**INSTRUCTIONS TO FOLLOW**. Without the pictures, can you quote each line below exactly?

**PROVIDED MATERIAL**.
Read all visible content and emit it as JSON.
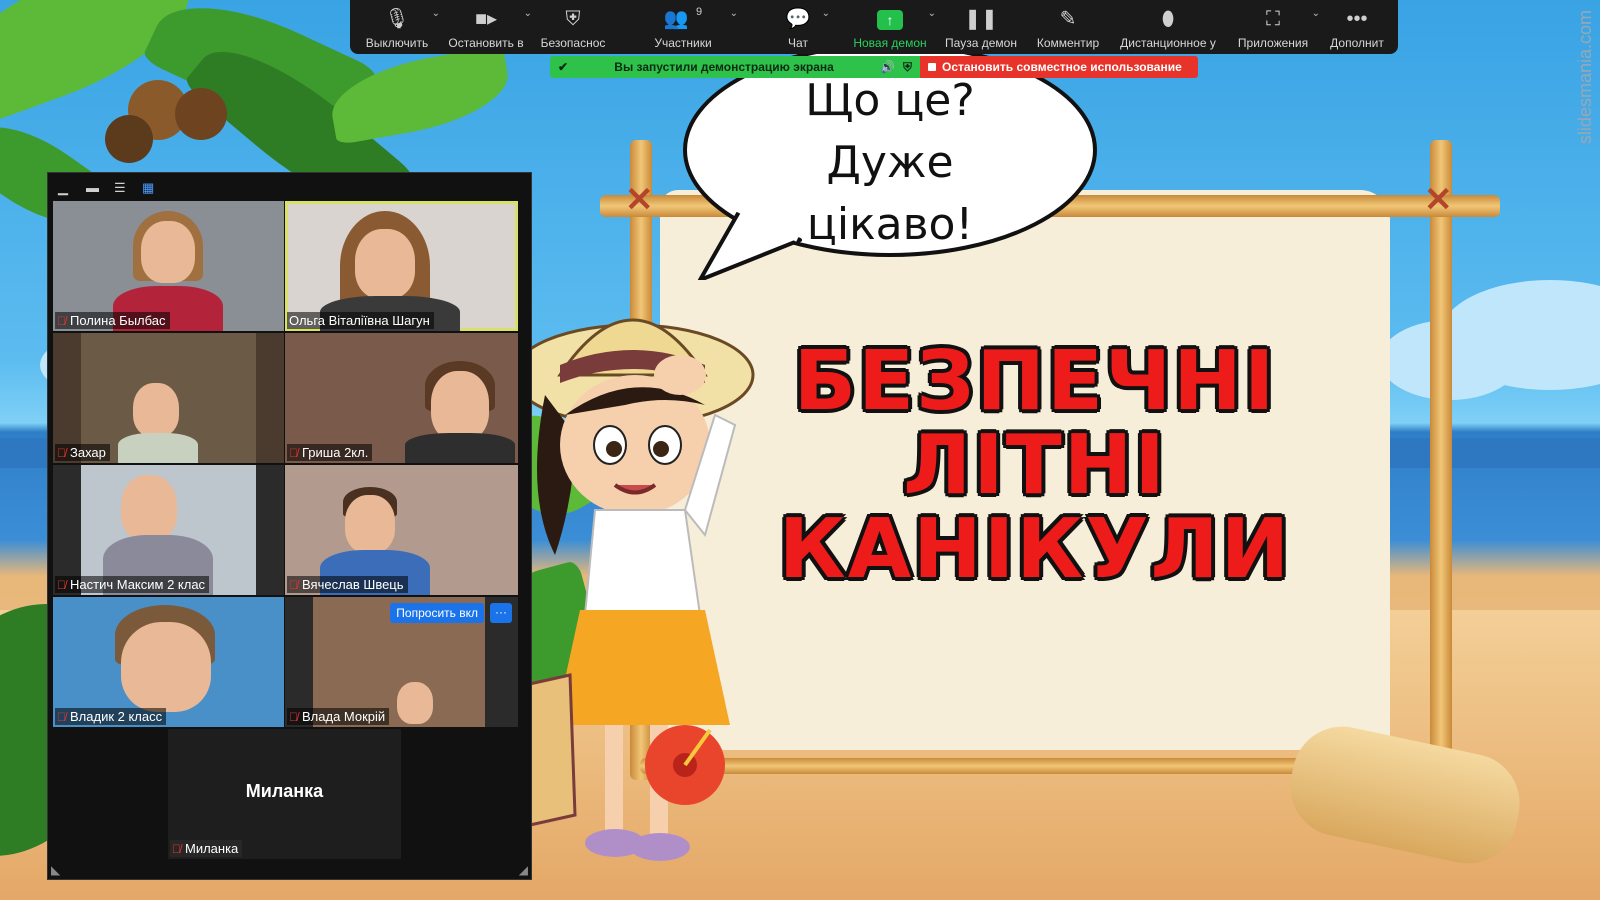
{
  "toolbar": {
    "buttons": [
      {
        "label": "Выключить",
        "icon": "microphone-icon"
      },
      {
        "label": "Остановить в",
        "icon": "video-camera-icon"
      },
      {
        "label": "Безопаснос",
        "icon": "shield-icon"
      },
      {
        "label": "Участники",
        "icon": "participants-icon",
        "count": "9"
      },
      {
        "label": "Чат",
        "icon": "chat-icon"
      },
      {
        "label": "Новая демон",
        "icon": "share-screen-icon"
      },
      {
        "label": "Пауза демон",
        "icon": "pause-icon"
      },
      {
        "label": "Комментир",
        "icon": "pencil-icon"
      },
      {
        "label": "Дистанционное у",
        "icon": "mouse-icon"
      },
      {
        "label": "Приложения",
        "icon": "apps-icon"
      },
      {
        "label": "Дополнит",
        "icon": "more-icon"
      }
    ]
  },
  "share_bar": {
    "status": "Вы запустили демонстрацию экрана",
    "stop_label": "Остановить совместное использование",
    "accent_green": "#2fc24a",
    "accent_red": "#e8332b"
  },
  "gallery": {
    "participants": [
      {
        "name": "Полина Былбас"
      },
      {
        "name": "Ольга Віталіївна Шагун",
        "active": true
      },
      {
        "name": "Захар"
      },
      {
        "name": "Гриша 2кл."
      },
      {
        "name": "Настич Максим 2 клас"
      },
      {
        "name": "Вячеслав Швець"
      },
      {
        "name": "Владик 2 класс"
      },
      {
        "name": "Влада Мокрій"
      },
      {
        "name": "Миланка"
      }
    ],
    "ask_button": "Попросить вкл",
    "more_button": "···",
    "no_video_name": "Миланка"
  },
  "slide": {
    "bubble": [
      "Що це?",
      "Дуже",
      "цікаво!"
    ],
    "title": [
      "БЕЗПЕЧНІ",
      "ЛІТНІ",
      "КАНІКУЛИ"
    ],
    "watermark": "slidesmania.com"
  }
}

**TASK ANSWER**.
Read all visible content and emit it as JSON.
{
  "toolbar": {
    "buttons": [
      {
        "label": "Выключить",
        "icon": "microphone-icon"
      },
      {
        "label": "Остановить в",
        "icon": "video-camera-icon"
      },
      {
        "label": "Безопаснос",
        "icon": "shield-icon"
      },
      {
        "label": "Участники",
        "icon": "participants-icon",
        "count": "9"
      },
      {
        "label": "Чат",
        "icon": "chat-icon"
      },
      {
        "label": "Новая демон",
        "icon": "share-screen-icon"
      },
      {
        "label": "Пауза демон",
        "icon": "pause-icon"
      },
      {
        "label": "Комментир",
        "icon": "pencil-icon"
      },
      {
        "label": "Дистанционное у",
        "icon": "mouse-icon"
      },
      {
        "label": "Приложения",
        "icon": "apps-icon"
      },
      {
        "label": "Дополнит",
        "icon": "more-icon"
      }
    ]
  },
  "share_bar": {
    "status": "Вы запустили демонстрацию экрана",
    "stop_label": "Остановить совместное использование",
    "accent_green": "#2fc24a",
    "accent_red": "#e8332b"
  },
  "gallery": {
    "participants": [
      {
        "name": "Полина Былбас"
      },
      {
        "name": "Ольга Віталіївна Шагун",
        "active": true
      },
      {
        "name": "Захар"
      },
      {
        "name": "Гриша 2кл."
      },
      {
        "name": "Настич Максим 2 клас"
      },
      {
        "name": "Вячеслав Швець"
      },
      {
        "name": "Владик 2 класс"
      },
      {
        "name": "Влада Мокрій"
      },
      {
        "name": "Миланка"
      }
    ],
    "ask_button": "Попросить вкл",
    "more_button": "···",
    "no_video_name": "Миланка"
  },
  "slide": {
    "bubble": [
      "Що це?",
      "Дуже",
      "цікаво!"
    ],
    "title": [
      "БЕЗПЕЧНІ",
      "ЛІТНІ",
      "КАНІКУЛИ"
    ],
    "watermark": "slidesmania.com"
  }
}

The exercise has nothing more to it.